— start The records —
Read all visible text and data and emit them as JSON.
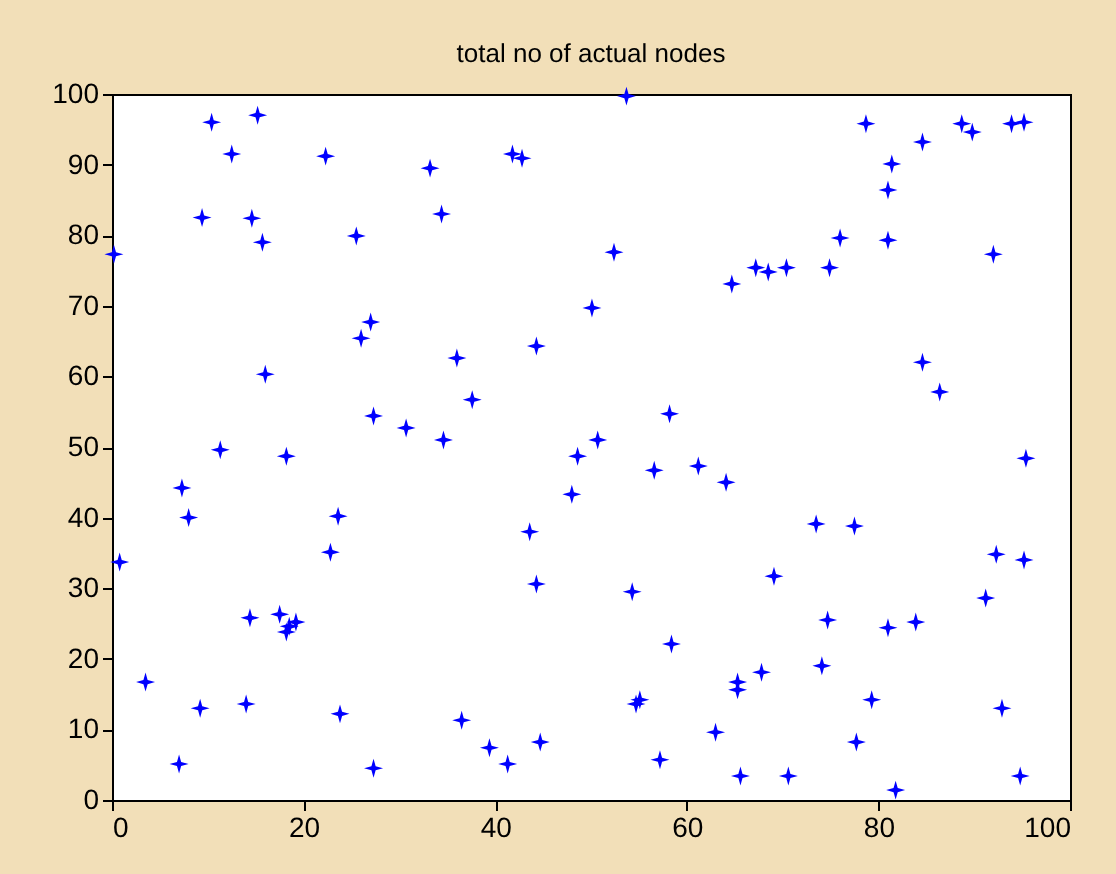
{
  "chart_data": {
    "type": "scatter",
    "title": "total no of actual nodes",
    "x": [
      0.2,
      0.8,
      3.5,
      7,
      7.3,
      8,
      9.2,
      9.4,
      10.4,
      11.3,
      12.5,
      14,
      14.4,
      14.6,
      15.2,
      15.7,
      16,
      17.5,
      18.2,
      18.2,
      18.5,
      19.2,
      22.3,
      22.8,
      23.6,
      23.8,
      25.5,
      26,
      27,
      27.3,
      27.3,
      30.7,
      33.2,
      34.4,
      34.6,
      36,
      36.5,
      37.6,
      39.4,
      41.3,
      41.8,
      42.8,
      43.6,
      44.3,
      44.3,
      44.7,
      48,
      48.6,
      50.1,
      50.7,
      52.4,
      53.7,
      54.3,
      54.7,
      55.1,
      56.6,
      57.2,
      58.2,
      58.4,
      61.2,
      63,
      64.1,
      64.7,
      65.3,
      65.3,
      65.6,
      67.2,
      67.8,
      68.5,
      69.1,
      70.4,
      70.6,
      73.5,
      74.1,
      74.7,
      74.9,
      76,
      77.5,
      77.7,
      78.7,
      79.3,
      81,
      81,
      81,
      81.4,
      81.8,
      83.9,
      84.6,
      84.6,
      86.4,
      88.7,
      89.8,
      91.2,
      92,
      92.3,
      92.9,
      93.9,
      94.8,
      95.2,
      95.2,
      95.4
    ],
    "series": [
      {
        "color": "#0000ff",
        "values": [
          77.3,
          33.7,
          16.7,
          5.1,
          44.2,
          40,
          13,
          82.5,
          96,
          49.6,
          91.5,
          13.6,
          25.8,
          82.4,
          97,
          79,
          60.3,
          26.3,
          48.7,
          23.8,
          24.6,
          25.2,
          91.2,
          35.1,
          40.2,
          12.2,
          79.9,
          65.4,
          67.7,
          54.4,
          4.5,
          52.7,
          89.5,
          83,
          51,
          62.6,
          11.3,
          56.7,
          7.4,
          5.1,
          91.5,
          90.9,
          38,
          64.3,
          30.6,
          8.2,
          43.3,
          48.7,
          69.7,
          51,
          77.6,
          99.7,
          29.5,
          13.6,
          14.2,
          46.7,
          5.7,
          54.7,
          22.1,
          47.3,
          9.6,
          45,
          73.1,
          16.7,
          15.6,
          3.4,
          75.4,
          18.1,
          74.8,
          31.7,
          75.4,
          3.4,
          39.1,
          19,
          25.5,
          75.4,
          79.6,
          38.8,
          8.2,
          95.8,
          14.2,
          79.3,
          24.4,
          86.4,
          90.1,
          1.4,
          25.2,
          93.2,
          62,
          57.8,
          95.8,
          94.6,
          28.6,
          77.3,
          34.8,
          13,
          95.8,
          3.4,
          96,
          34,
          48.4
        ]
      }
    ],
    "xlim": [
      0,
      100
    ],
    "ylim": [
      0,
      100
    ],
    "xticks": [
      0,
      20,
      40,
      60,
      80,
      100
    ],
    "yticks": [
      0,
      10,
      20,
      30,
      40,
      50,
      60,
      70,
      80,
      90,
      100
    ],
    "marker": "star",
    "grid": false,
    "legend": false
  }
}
— end The records —
— start The records —
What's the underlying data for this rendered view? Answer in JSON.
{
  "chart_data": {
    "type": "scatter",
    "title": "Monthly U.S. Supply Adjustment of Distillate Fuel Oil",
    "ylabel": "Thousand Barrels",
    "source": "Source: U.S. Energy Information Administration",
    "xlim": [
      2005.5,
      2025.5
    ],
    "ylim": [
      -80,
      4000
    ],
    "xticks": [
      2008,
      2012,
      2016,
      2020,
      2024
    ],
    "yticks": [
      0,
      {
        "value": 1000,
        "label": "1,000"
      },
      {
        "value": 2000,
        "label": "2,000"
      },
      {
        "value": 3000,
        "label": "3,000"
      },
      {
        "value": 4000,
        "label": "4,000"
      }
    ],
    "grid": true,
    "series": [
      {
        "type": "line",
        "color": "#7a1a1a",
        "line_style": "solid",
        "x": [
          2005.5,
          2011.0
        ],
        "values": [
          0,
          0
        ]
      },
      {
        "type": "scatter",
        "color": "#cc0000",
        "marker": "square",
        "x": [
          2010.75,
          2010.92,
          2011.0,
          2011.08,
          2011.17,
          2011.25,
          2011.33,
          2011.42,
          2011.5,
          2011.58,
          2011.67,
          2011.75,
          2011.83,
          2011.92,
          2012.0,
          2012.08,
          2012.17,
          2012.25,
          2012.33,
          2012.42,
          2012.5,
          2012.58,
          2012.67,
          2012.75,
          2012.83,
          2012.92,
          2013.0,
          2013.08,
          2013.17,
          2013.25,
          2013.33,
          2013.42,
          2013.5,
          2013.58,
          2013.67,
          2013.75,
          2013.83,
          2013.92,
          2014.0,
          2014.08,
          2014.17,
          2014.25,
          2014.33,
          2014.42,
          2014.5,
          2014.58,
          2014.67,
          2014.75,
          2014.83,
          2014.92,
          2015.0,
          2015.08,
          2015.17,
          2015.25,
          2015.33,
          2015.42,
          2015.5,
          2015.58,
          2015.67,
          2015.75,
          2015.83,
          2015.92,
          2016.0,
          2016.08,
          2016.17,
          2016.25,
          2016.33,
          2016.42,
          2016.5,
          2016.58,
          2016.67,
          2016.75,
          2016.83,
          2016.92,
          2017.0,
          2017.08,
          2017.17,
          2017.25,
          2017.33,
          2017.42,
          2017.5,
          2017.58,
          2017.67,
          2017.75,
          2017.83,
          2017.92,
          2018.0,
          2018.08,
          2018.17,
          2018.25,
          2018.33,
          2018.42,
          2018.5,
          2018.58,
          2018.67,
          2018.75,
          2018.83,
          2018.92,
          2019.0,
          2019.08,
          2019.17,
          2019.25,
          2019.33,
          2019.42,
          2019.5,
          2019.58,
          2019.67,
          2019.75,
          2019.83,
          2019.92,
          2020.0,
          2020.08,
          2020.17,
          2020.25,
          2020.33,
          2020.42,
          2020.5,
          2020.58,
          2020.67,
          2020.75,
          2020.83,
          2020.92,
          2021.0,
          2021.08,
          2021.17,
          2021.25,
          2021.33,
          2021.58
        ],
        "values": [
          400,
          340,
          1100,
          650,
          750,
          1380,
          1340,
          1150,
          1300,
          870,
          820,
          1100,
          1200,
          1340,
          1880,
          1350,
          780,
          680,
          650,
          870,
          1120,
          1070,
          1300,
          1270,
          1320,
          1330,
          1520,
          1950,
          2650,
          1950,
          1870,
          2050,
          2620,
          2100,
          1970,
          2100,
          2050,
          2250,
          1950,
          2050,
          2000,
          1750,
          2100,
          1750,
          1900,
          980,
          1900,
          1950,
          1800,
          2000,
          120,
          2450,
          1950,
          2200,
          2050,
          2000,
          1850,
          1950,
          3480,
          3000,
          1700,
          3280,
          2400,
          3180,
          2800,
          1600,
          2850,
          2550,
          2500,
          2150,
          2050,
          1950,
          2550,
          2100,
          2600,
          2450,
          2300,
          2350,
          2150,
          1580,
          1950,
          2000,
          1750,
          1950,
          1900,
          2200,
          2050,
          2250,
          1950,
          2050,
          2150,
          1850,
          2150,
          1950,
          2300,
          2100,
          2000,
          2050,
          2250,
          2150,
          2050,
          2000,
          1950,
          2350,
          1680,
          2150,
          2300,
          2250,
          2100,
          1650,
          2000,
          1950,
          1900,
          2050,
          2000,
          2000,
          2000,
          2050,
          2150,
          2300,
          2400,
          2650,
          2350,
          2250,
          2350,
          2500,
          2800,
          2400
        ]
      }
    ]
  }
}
— end The records —
● **Task to carry out**: Report the number of lines above containing the word "title", with no other text.

● **Exercise result**: 2